- _GIVEN EXERCISE_
Check every line of the data below for the string "дуговой", and copy the ones that hold it.

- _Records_

# # # #

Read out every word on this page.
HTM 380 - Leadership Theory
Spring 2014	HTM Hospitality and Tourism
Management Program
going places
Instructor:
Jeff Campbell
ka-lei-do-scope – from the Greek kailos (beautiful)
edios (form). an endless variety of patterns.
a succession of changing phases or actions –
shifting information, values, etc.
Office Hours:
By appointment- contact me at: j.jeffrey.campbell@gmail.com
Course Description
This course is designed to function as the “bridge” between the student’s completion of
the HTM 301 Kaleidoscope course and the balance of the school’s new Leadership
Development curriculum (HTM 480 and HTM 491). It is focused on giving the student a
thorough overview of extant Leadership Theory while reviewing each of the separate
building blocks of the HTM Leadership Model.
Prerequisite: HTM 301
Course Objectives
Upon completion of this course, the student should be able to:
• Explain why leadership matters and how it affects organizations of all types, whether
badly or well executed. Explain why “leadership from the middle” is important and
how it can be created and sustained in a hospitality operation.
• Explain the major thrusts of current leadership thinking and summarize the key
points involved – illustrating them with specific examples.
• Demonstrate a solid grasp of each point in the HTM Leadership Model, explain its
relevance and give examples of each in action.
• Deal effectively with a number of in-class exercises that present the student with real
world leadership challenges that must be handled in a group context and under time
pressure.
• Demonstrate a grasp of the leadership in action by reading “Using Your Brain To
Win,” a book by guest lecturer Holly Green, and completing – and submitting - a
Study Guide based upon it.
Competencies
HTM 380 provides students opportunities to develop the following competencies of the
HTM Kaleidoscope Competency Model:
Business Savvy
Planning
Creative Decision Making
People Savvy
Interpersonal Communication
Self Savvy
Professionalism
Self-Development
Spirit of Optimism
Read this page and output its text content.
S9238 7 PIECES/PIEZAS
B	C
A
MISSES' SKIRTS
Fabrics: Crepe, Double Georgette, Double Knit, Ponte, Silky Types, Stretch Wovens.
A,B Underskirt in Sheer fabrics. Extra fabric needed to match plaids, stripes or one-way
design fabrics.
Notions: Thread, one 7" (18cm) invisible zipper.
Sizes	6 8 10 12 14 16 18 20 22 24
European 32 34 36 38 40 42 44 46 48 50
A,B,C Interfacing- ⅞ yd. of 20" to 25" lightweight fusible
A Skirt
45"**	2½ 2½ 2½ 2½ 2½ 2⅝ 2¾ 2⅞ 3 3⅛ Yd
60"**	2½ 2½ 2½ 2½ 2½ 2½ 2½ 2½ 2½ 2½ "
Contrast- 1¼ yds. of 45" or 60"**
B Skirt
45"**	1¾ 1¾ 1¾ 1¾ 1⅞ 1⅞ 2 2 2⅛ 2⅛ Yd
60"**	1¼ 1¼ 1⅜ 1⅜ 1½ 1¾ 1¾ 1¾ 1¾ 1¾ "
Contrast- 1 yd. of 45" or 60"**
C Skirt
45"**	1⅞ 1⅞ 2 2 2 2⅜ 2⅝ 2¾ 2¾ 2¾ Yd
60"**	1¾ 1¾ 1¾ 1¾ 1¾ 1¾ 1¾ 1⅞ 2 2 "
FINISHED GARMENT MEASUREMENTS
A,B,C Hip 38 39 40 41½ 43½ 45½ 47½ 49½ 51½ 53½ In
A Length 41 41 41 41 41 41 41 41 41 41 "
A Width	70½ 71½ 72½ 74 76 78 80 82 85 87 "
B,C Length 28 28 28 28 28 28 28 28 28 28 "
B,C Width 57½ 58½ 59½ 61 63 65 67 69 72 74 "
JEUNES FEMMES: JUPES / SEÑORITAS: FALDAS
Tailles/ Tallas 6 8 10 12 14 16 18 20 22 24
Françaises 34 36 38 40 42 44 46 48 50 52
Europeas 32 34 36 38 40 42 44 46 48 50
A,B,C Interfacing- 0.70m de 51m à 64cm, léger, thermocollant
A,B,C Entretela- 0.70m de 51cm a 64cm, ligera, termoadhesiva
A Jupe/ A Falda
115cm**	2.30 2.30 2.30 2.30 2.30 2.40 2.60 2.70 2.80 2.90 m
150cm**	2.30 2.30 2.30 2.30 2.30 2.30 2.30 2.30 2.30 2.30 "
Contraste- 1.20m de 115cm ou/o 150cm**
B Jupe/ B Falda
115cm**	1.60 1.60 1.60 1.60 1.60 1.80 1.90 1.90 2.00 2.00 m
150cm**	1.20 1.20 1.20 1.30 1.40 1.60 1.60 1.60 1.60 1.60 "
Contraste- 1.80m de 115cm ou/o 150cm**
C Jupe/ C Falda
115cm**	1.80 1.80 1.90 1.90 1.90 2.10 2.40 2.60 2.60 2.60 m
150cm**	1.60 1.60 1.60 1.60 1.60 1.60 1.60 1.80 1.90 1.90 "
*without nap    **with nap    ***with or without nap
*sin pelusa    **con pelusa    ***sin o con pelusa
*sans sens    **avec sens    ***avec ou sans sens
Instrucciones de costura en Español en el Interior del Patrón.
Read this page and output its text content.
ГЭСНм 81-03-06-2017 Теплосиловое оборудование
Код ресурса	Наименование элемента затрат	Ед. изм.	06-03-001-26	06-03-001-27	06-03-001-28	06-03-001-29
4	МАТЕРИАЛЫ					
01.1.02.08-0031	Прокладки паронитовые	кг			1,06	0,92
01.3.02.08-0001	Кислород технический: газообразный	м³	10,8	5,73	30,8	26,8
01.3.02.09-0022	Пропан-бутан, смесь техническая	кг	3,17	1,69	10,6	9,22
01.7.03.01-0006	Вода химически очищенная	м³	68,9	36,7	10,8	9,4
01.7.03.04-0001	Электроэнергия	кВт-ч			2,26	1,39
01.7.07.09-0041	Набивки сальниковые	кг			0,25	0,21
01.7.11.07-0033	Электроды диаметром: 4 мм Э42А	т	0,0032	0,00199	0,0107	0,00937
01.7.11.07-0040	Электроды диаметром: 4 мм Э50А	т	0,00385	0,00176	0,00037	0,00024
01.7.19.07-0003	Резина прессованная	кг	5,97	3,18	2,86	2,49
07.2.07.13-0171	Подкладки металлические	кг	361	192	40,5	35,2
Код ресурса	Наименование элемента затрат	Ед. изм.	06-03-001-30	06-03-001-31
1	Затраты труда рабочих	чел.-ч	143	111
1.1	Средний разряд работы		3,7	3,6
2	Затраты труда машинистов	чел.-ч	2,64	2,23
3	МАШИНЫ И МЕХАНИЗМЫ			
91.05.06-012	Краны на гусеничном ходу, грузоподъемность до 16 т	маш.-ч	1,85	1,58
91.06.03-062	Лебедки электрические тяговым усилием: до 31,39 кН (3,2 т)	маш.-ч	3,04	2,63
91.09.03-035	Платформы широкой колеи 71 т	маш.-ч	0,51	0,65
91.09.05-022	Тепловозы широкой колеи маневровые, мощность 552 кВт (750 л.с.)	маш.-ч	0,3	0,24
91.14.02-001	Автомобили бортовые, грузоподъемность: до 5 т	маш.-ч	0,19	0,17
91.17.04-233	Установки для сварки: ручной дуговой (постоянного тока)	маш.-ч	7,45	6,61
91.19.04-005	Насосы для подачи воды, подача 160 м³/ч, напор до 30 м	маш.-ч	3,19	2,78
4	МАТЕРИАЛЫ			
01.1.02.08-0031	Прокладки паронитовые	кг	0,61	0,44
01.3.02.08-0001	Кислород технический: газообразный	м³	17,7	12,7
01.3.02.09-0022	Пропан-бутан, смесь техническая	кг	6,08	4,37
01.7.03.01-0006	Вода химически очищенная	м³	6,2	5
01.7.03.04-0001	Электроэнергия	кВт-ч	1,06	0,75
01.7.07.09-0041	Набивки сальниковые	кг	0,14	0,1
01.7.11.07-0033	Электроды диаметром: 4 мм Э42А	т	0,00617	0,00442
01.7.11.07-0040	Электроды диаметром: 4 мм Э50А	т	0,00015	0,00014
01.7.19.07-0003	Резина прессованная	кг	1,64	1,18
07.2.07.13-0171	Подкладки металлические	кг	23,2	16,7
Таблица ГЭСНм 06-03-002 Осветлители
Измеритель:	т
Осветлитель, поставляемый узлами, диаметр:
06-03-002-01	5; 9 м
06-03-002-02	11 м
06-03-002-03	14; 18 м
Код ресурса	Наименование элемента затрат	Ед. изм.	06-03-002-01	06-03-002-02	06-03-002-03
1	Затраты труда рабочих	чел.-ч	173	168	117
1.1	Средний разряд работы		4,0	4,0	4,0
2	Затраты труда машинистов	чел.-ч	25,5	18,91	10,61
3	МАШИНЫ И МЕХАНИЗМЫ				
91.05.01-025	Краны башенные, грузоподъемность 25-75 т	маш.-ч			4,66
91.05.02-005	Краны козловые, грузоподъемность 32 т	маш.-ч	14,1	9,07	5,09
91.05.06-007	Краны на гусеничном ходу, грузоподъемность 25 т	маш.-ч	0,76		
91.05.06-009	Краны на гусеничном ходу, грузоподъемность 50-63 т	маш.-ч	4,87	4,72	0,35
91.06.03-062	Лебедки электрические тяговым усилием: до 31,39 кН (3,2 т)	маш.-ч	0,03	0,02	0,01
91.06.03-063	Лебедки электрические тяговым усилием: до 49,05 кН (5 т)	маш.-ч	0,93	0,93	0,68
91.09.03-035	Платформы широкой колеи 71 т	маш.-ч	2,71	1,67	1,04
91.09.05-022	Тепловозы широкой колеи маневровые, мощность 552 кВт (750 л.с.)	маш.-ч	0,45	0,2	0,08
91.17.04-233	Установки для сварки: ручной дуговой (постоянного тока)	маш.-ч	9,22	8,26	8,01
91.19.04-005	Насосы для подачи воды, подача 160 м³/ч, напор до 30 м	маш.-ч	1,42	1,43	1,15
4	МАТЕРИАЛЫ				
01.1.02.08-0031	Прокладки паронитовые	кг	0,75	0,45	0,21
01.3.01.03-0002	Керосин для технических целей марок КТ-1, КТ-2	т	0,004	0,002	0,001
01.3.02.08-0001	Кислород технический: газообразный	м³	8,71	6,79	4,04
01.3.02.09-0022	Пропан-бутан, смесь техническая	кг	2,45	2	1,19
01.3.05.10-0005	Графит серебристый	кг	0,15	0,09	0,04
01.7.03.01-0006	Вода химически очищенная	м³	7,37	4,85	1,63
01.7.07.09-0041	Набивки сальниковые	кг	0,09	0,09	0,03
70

# # # #

- _EXERCISE ANSWER_
91.17.04-233	Установки для сварки: ручной дуговой (постоянного тока)	маш.-ч	7,45	6,61
91.17.04-233	Установки для сварки: ручной дуговой (постоянного тока)	маш.-ч	9,22	8,26	8,01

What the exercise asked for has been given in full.